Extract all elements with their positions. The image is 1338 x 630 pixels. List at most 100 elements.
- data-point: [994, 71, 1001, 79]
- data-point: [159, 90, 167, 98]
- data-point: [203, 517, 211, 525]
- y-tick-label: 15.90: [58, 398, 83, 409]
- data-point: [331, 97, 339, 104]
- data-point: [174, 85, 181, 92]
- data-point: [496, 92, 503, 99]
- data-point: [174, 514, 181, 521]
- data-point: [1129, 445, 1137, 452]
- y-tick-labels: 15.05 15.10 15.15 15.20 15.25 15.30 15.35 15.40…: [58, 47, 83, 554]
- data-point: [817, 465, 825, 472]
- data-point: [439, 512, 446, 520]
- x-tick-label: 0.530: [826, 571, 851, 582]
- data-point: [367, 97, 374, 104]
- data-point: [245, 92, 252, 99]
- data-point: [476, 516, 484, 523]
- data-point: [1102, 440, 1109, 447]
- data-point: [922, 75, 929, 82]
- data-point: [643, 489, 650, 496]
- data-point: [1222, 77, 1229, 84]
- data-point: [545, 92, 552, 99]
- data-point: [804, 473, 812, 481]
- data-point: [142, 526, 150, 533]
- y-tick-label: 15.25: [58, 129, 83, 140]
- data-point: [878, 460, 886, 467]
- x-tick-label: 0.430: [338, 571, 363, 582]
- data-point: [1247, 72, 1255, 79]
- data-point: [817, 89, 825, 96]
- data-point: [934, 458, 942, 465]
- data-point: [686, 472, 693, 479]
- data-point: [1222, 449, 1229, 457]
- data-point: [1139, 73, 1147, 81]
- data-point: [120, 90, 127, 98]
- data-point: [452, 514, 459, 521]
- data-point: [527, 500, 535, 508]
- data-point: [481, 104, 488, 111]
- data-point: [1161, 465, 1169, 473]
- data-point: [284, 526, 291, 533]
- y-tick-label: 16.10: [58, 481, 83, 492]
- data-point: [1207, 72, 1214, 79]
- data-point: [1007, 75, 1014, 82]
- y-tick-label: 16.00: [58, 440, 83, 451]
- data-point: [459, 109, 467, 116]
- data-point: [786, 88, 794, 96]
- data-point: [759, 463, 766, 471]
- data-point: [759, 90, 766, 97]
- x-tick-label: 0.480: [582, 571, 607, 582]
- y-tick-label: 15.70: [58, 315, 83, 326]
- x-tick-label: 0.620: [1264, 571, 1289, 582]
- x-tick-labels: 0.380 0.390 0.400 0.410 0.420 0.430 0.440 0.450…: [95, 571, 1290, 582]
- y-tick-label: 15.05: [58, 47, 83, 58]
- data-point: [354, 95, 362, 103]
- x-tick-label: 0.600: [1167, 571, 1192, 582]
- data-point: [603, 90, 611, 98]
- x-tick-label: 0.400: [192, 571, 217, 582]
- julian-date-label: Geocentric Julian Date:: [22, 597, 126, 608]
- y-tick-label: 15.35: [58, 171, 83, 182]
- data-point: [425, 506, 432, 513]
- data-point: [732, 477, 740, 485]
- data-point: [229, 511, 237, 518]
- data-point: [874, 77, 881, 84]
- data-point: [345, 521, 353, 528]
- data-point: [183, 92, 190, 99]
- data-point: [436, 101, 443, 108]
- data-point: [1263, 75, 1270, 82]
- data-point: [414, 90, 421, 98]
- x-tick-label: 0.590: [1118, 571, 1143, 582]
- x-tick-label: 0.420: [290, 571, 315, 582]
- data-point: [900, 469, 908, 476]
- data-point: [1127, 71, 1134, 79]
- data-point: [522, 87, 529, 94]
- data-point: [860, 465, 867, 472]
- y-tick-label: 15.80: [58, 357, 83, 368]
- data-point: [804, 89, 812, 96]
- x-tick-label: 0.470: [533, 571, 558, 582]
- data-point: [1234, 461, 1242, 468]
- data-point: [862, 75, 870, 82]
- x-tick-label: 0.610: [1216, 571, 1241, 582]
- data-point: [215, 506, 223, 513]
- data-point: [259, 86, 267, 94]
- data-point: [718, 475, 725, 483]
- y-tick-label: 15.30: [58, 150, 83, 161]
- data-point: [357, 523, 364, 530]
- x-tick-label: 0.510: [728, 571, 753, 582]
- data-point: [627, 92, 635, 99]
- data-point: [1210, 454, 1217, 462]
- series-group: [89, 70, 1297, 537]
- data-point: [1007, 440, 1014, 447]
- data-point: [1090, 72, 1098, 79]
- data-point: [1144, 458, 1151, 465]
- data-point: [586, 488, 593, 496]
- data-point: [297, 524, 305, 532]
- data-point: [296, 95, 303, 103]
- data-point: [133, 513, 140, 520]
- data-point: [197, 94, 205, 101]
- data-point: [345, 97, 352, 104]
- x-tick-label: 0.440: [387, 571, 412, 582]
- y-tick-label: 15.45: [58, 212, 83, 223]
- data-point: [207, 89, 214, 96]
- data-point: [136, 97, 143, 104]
----
• Task directions
Reproduce the records verbatim, from their first line through the line containing "- data-point: [1222, 77, 1229, 84]", including both of these lines.

• Response to the task
Extract all elements with their positions. The image is 1338 x 630 pixels. List at most 100 elements.
- data-point: [994, 71, 1001, 79]
- data-point: [159, 90, 167, 98]
- data-point: [203, 517, 211, 525]
- y-tick-label: 15.90: [58, 398, 83, 409]
- data-point: [331, 97, 339, 104]
- data-point: [174, 85, 181, 92]
- data-point: [496, 92, 503, 99]
- data-point: [174, 514, 181, 521]
- data-point: [1129, 445, 1137, 452]
- y-tick-labels: 15.05 15.10 15.15 15.20 15.25 15.30 15.35 15.40…: [58, 47, 83, 554]
- data-point: [817, 465, 825, 472]
- data-point: [439, 512, 446, 520]
- x-tick-label: 0.530: [826, 571, 851, 582]
- data-point: [367, 97, 374, 104]
- data-point: [245, 92, 252, 99]
- data-point: [476, 516, 484, 523]
- data-point: [1102, 440, 1109, 447]
- data-point: [922, 75, 929, 82]
- data-point: [643, 489, 650, 496]
- data-point: [1222, 77, 1229, 84]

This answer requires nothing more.